_WHAT THE TASK ASKS_. Count up the lines in the following listing that hold the word "panel", then give only that count.

(Records from a collection of figures)

========================================================================

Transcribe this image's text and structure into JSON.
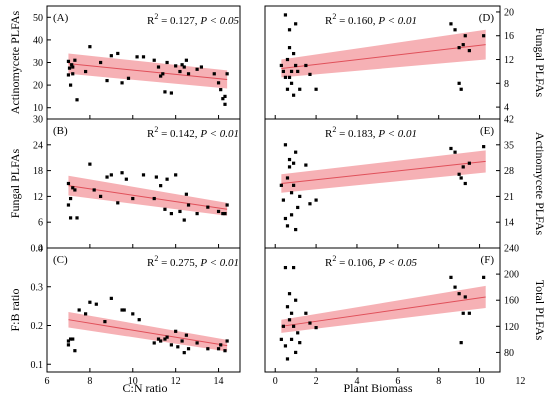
{
  "figure": {
    "bottom_labels": {
      "left": "C:N ratio",
      "right": "Plant Biomass"
    }
  },
  "chart_data": [
    {
      "type": "scatter",
      "panel": "(A)",
      "ylabel": "Actinomycete PLFAs",
      "xlabel": "C:N ratio",
      "annotation_r2": "0.127",
      "annotation_p": "P < 0.05",
      "xlim": [
        6,
        15
      ],
      "ylim": [
        5,
        55
      ],
      "x_ticks": [
        6,
        8,
        10,
        12,
        14
      ],
      "y_ticks": [
        10,
        20,
        30,
        40,
        50
      ],
      "fit": {
        "x": [
          7,
          14.4
        ],
        "y": [
          29.5,
          22.5
        ],
        "band_lower": [
          25,
          18.5
        ],
        "band_upper": [
          34,
          26.5
        ]
      },
      "x": [
        7.0,
        7.0,
        7.05,
        7.1,
        7.15,
        7.2,
        7.2,
        7.3,
        7.4,
        7.8,
        8.0,
        8.5,
        8.8,
        9.0,
        9.3,
        9.5,
        9.8,
        10.2,
        10.5,
        11.0,
        11.2,
        11.3,
        11.4,
        11.5,
        11.6,
        11.8,
        12.0,
        12.2,
        12.3,
        12.4,
        12.5,
        12.6,
        13.0,
        13.2,
        13.8,
        14.0,
        14.1,
        14.2,
        14.3,
        14.3,
        14.4
      ],
      "y": [
        24.5,
        30.5,
        27.5,
        20,
        29,
        28,
        25,
        31,
        13.5,
        26,
        37,
        30,
        22,
        33,
        34,
        21,
        23,
        32.5,
        32.5,
        31,
        28,
        24,
        25,
        17,
        30,
        16.5,
        28.5,
        26,
        29,
        28,
        31,
        25,
        27,
        28,
        25,
        21,
        18,
        14,
        15,
        11.5,
        25
      ]
    },
    {
      "type": "scatter",
      "panel": "(B)",
      "ylabel": "Fungal PLFAs",
      "xlabel": "C:N ratio",
      "annotation_r2": "0.142",
      "annotation_p": "P < 0.01",
      "xlim": [
        6,
        15
      ],
      "ylim": [
        0,
        30
      ],
      "x_ticks": [
        6,
        8,
        10,
        12,
        14
      ],
      "y_ticks": [
        0,
        6,
        12,
        18,
        24,
        30
      ],
      "fit": {
        "x": [
          7,
          14.4
        ],
        "y": [
          14.5,
          9
        ],
        "band_lower": [
          12.2,
          7.5
        ],
        "band_upper": [
          16.8,
          10.5
        ]
      },
      "x": [
        7.0,
        7.0,
        7.1,
        7.1,
        7.2,
        7.3,
        7.4,
        8.0,
        8.2,
        8.5,
        8.8,
        9.0,
        9.3,
        9.5,
        9.7,
        10.0,
        10.5,
        11.0,
        11.1,
        11.3,
        11.5,
        11.6,
        11.8,
        12.0,
        12.2,
        12.4,
        12.5,
        12.6,
        13.0,
        13.5,
        14.0,
        14.2,
        14.3,
        14.4
      ],
      "y": [
        10,
        15,
        11.5,
        7,
        14,
        13.5,
        7,
        19.5,
        13.5,
        12,
        16.5,
        17,
        10.5,
        17.5,
        16,
        11.5,
        17,
        11.5,
        16.5,
        14.5,
        9,
        16,
        8,
        17,
        8.5,
        6.5,
        12.5,
        10,
        8,
        9.5,
        8.5,
        8,
        8,
        10
      ]
    },
    {
      "type": "scatter",
      "panel": "(C)",
      "ylabel": "F:B ratio",
      "xlabel": "C:N ratio",
      "annotation_r2": "0.275",
      "annotation_p": "P < 0.01",
      "xlim": [
        6,
        15
      ],
      "ylim": [
        0.08,
        0.4
      ],
      "x_ticks": [
        6,
        8,
        10,
        12,
        14
      ],
      "y_ticks": [
        0.1,
        0.2,
        0.3,
        0.4
      ],
      "x_tick_labels": [
        "6",
        "8",
        "10",
        "12",
        "14"
      ],
      "fit": {
        "x": [
          7,
          14.4
        ],
        "y": [
          0.215,
          0.148
        ],
        "band_lower": [
          0.195,
          0.133
        ],
        "band_upper": [
          0.235,
          0.163
        ]
      },
      "x": [
        7.0,
        7.0,
        7.1,
        7.2,
        7.3,
        7.5,
        7.8,
        8.0,
        8.3,
        8.7,
        9.0,
        9.5,
        9.6,
        10.0,
        10.3,
        11.0,
        11.2,
        11.3,
        11.5,
        11.6,
        11.8,
        12.0,
        12.1,
        12.3,
        12.4,
        12.5,
        12.6,
        13.0,
        13.5,
        14.0,
        14.1,
        14.3,
        14.4
      ],
      "y": [
        0.16,
        0.15,
        0.165,
        0.165,
        0.135,
        0.24,
        0.23,
        0.26,
        0.255,
        0.21,
        0.27,
        0.24,
        0.24,
        0.23,
        0.215,
        0.155,
        0.165,
        0.16,
        0.165,
        0.17,
        0.15,
        0.185,
        0.145,
        0.16,
        0.13,
        0.175,
        0.14,
        0.155,
        0.14,
        0.14,
        0.15,
        0.135,
        0.16
      ]
    },
    {
      "type": "scatter",
      "panel": "(D)",
      "ylabel": "Fungal PLFAs",
      "xlabel": "Plant Biomass",
      "annotation_r2": "0.160",
      "annotation_p": "P < 0.01",
      "xlim": [
        -0.5,
        11
      ],
      "ylim": [
        2,
        21
      ],
      "x_ticks": [
        0,
        2,
        4,
        6,
        8,
        10,
        12
      ],
      "y_ticks": [
        4,
        8,
        12,
        16,
        20
      ],
      "fit": {
        "x": [
          0.3,
          10.3
        ],
        "y": [
          10.5,
          14.5
        ],
        "band_lower": [
          9,
          12
        ],
        "band_upper": [
          12,
          17
        ]
      },
      "x": [
        0.3,
        0.4,
        0.5,
        0.5,
        0.6,
        0.6,
        0.7,
        0.7,
        0.7,
        0.8,
        0.8,
        0.9,
        0.9,
        1.0,
        1.0,
        1.1,
        1.2,
        1.5,
        1.7,
        2.0,
        8.6,
        8.8,
        9.0,
        9.0,
        9.1,
        9.2,
        9.3,
        9.5,
        10.2
      ],
      "y": [
        11,
        10,
        9,
        19.5,
        7,
        12,
        14,
        17,
        9,
        10,
        8,
        6,
        13,
        18,
        11,
        10,
        7,
        11,
        9.5,
        7,
        18,
        17,
        14,
        8,
        7,
        14.5,
        16,
        13.5,
        16
      ]
    },
    {
      "type": "scatter",
      "panel": "(E)",
      "ylabel": "Actinomycete PLFAs",
      "xlabel": "Plant Biomass",
      "annotation_r2": "0.183",
      "annotation_p": "P < 0.01",
      "xlim": [
        -0.5,
        11
      ],
      "ylim": [
        7,
        42
      ],
      "x_ticks": [
        0,
        2,
        4,
        6,
        8,
        10,
        12
      ],
      "y_ticks": [
        14,
        21,
        28,
        35,
        42
      ],
      "fit": {
        "x": [
          0.3,
          10.3
        ],
        "y": [
          24.5,
          30.5
        ],
        "band_lower": [
          22,
          27.5
        ],
        "band_upper": [
          27,
          33.5
        ]
      },
      "x": [
        0.3,
        0.4,
        0.5,
        0.5,
        0.6,
        0.6,
        0.7,
        0.7,
        0.8,
        0.8,
        0.9,
        0.9,
        1.0,
        1.0,
        1.1,
        1.2,
        1.5,
        1.7,
        2.0,
        8.6,
        8.8,
        9.0,
        9.1,
        9.2,
        9.3,
        9.5,
        10.2
      ],
      "y": [
        24,
        20,
        15,
        35,
        13,
        26,
        31,
        29,
        16,
        22,
        24,
        30,
        33,
        12,
        18,
        21,
        29.5,
        19,
        20,
        34,
        33,
        27,
        26,
        29,
        24.5,
        30,
        34.5
      ]
    },
    {
      "type": "scatter",
      "panel": "(F)",
      "ylabel": "Total PLFAs",
      "xlabel": "Plant Biomass",
      "annotation_r2": "0.106",
      "annotation_p": "P < 0.05",
      "xlim": [
        -0.5,
        11
      ],
      "ylim": [
        50,
        240
      ],
      "x_ticks": [
        0,
        2,
        4,
        6,
        8,
        10,
        12
      ],
      "x_tick_labels": [
        "0",
        "2",
        "4",
        "6",
        "8",
        "10",
        "12"
      ],
      "y_ticks": [
        80,
        120,
        160,
        200,
        240
      ],
      "fit": {
        "x": [
          0.3,
          10.3
        ],
        "y": [
          120,
          165
        ],
        "band_lower": [
          110,
          148
        ],
        "band_upper": [
          130,
          182
        ]
      },
      "x": [
        0.3,
        0.4,
        0.5,
        0.5,
        0.6,
        0.6,
        0.7,
        0.7,
        0.8,
        0.8,
        0.9,
        0.9,
        1.0,
        1.0,
        1.1,
        1.2,
        1.5,
        1.7,
        2.0,
        8.6,
        8.8,
        9.0,
        9.1,
        9.2,
        9.3,
        9.5,
        10.2
      ],
      "y": [
        100,
        120,
        90,
        210,
        70,
        150,
        170,
        130,
        100,
        140,
        210,
        120,
        160,
        80,
        110,
        95,
        140,
        125,
        118,
        195,
        180,
        170,
        95,
        140,
        165,
        140,
        195
      ]
    }
  ]
}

========================================================================

_FULL ANSWER_. 6